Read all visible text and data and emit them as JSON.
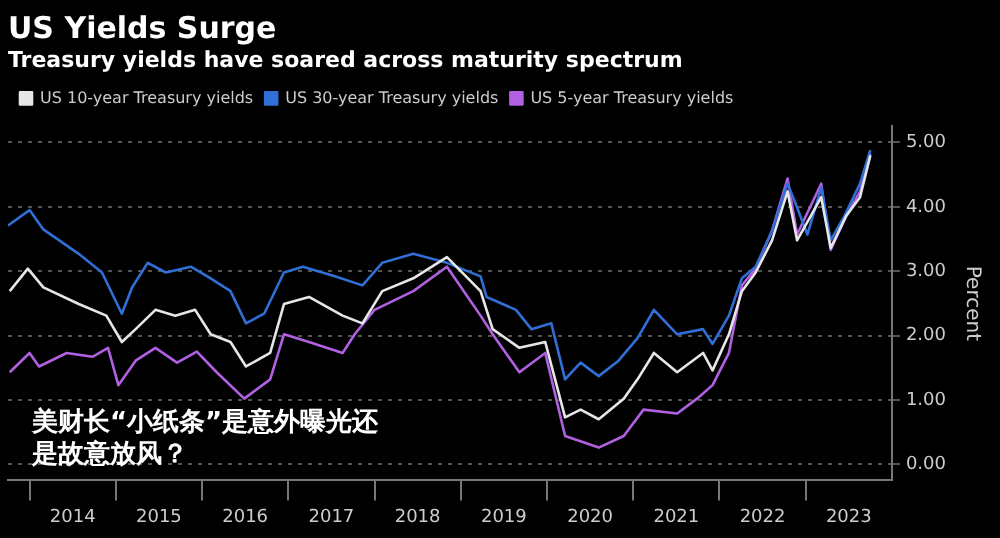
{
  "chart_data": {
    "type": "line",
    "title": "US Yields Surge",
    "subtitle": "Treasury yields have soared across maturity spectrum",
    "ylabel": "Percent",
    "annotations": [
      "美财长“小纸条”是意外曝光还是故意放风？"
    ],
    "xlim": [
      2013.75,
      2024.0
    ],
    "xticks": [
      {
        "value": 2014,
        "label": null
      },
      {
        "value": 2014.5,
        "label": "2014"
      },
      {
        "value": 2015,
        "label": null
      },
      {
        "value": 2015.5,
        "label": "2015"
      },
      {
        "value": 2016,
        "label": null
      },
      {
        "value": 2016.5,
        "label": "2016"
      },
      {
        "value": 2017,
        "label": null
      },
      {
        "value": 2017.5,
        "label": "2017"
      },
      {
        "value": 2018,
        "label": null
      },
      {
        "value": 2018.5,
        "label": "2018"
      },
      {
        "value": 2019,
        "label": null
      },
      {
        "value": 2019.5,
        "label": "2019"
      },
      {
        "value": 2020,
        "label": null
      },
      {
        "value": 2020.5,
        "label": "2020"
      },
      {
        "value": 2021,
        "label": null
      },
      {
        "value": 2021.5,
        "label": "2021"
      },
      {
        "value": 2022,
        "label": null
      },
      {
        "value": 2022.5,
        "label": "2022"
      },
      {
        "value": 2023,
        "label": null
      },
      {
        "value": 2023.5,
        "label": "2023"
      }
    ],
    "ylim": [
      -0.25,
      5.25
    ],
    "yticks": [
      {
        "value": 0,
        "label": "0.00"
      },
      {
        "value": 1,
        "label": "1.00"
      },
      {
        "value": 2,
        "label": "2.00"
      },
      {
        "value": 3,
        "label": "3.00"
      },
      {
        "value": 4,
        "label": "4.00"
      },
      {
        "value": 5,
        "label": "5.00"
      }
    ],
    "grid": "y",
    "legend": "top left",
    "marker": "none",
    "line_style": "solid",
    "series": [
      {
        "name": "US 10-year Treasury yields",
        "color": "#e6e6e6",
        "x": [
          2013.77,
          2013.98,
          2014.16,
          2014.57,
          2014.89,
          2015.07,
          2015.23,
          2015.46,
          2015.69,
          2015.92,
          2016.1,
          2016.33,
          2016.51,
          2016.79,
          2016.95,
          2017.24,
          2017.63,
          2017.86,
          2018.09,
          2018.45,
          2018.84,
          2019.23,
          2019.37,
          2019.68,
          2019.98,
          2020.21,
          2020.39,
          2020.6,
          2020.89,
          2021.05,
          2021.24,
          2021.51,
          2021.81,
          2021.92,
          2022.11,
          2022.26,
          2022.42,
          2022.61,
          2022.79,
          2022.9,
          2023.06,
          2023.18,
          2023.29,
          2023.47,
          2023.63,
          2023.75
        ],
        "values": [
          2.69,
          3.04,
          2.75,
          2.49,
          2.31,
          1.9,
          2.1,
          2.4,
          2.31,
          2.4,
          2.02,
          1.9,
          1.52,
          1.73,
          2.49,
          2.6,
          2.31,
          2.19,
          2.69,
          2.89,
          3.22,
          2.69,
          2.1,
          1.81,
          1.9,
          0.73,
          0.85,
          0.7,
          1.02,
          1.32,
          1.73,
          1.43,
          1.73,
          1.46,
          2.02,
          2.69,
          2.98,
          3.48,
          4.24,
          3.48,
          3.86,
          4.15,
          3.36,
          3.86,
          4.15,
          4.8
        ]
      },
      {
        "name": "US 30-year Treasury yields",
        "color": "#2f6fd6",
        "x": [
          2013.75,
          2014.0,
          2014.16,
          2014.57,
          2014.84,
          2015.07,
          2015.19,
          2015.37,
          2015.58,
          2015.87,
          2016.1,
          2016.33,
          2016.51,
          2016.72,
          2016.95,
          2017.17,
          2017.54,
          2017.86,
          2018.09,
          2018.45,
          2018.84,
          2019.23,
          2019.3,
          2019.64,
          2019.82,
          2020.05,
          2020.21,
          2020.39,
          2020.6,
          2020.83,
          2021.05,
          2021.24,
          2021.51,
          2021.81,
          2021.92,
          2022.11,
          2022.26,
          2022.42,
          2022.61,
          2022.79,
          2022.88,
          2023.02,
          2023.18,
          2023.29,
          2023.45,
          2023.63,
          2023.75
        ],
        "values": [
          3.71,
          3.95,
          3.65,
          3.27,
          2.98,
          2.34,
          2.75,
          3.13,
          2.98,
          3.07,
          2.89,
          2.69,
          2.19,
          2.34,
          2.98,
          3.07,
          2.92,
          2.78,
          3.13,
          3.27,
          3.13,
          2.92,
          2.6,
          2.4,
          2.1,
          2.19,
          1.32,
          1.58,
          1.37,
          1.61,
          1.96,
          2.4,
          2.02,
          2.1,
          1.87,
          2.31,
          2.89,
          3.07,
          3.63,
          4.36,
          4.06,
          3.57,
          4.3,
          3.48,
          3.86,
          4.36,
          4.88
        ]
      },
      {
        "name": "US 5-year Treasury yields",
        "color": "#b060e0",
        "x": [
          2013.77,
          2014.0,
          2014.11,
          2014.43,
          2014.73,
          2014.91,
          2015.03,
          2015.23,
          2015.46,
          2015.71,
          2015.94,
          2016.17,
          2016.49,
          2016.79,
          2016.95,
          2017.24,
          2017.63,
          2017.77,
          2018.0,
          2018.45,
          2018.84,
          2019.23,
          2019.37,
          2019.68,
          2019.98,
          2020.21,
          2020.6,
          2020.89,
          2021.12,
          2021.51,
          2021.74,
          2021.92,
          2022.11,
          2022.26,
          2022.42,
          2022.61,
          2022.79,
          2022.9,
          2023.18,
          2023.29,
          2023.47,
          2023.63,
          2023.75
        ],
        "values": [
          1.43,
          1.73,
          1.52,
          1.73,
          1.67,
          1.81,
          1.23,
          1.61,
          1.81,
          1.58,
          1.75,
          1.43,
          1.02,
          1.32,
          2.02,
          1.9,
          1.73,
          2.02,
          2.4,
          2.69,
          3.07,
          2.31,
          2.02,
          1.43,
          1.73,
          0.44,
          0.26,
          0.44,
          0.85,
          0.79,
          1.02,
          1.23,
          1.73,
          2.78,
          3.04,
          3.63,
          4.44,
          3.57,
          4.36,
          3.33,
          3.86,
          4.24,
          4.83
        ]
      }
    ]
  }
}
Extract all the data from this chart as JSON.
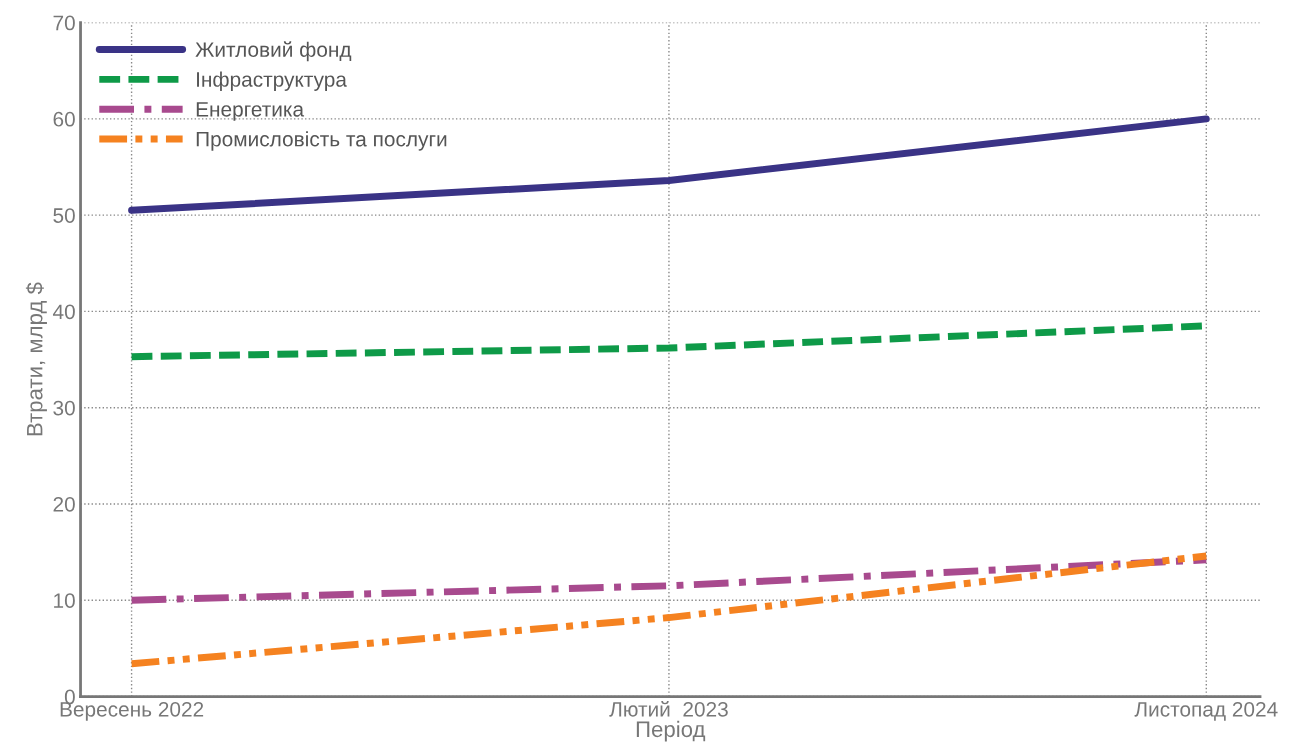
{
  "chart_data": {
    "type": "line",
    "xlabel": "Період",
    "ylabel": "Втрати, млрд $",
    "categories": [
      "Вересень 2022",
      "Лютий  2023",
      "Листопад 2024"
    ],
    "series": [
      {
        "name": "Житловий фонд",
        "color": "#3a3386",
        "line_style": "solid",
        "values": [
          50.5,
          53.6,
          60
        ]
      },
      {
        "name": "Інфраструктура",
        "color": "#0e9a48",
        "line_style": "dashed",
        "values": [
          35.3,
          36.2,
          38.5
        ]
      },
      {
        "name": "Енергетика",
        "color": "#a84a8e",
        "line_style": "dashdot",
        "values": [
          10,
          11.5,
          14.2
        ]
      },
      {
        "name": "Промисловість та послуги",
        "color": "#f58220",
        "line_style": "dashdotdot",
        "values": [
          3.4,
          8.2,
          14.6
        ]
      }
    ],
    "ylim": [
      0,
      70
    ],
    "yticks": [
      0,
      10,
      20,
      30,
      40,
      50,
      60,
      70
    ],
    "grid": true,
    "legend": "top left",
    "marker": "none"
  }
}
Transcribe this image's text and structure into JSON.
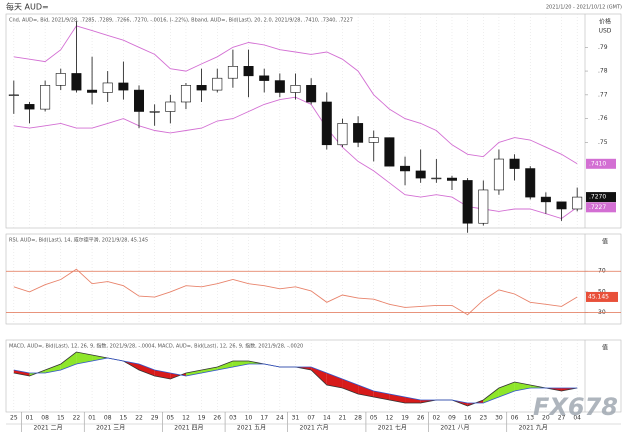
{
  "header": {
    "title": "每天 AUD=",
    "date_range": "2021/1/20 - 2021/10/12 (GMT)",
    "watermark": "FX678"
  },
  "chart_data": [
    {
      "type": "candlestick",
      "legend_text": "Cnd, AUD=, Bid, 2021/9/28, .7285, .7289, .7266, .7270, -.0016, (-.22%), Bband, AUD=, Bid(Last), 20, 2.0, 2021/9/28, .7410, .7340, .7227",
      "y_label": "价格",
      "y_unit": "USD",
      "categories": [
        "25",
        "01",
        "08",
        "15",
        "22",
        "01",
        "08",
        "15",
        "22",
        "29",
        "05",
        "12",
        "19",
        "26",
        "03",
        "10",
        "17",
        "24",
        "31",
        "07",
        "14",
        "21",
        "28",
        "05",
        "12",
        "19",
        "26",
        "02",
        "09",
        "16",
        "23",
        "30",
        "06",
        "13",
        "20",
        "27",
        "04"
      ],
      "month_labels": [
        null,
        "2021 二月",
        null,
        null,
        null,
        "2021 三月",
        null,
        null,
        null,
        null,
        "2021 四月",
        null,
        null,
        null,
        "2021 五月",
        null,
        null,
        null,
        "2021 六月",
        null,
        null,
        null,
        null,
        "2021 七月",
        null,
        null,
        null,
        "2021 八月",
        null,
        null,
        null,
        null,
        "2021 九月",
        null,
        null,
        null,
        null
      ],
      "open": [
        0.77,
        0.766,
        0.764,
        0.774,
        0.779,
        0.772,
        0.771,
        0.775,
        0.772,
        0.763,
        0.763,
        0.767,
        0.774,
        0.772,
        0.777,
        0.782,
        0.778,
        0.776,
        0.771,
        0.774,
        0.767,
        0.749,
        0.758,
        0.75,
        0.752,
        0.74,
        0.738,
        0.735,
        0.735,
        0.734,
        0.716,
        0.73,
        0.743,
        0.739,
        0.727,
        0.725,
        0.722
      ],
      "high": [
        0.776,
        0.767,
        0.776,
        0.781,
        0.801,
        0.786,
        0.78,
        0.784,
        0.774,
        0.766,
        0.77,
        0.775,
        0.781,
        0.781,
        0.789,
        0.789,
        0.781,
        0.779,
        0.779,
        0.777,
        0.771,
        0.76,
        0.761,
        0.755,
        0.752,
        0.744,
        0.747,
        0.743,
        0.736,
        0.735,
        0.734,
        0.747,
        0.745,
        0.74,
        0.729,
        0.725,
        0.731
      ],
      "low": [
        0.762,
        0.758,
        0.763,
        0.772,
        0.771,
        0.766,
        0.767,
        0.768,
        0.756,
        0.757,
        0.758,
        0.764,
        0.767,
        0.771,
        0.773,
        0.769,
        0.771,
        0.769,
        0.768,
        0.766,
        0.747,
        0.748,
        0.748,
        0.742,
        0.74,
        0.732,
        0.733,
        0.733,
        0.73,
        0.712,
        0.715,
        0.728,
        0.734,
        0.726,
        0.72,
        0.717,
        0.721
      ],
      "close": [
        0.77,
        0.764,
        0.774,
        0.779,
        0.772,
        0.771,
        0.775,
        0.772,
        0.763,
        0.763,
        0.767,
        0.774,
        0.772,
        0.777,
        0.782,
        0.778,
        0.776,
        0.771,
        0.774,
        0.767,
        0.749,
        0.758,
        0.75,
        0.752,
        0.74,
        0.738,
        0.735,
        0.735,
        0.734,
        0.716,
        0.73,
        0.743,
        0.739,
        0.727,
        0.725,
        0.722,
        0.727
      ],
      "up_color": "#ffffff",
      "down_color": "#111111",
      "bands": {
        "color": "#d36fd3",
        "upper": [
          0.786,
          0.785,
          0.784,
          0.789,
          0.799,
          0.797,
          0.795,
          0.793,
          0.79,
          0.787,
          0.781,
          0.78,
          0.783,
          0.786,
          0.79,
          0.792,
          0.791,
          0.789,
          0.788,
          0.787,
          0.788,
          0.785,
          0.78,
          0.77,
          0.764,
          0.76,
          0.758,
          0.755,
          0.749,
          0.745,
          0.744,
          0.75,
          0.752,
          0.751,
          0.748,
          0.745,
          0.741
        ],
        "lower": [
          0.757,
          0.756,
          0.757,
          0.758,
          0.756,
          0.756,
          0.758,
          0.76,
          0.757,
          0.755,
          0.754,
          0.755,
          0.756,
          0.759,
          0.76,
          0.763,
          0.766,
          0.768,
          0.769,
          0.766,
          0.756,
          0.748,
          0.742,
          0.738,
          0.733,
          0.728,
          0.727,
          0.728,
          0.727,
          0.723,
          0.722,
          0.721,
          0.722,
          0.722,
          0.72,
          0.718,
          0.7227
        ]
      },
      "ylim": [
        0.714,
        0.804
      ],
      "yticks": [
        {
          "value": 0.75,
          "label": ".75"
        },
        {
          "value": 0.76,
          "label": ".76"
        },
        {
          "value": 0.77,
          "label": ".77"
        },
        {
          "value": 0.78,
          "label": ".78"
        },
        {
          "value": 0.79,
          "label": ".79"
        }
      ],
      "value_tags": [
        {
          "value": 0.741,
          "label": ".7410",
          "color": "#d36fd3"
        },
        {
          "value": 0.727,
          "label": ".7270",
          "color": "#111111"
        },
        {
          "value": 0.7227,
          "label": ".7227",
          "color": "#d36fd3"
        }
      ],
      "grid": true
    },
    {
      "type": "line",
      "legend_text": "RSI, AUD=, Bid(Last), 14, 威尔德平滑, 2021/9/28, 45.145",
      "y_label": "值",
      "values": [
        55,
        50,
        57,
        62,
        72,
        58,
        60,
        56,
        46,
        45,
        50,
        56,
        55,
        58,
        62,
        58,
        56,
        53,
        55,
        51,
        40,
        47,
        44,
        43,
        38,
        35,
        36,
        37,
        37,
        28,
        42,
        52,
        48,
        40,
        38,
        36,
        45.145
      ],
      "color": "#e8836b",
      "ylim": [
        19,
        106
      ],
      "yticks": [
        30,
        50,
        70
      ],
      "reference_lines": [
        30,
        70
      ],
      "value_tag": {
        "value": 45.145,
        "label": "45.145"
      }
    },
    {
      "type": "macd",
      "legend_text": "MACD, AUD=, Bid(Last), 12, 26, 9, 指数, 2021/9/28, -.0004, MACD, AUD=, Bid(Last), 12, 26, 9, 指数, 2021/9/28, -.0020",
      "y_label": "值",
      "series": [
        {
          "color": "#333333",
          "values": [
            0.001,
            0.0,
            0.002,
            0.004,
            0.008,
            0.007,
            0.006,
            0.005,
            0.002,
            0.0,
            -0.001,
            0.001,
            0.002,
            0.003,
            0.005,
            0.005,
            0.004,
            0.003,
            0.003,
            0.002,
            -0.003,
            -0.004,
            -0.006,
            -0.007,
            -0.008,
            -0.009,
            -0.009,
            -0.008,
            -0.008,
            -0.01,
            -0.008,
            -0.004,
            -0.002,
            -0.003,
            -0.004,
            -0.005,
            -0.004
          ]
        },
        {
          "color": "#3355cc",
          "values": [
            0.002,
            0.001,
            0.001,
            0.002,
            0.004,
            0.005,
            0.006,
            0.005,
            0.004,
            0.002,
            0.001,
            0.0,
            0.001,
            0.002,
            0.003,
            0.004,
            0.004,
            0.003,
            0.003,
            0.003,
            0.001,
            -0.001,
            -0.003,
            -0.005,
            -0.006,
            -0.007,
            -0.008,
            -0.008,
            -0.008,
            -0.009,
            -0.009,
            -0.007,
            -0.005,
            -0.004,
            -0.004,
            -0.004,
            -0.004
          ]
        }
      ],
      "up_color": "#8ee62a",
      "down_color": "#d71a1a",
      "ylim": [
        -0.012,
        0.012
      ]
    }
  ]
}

==============================

— REQUIRED TASK —
Extract each line holding the word "this" from the records.

— OUTPUT OF THE TASK —
Extract all the data from this chart as JSON.
Transcribe this image's text and structure into JSON.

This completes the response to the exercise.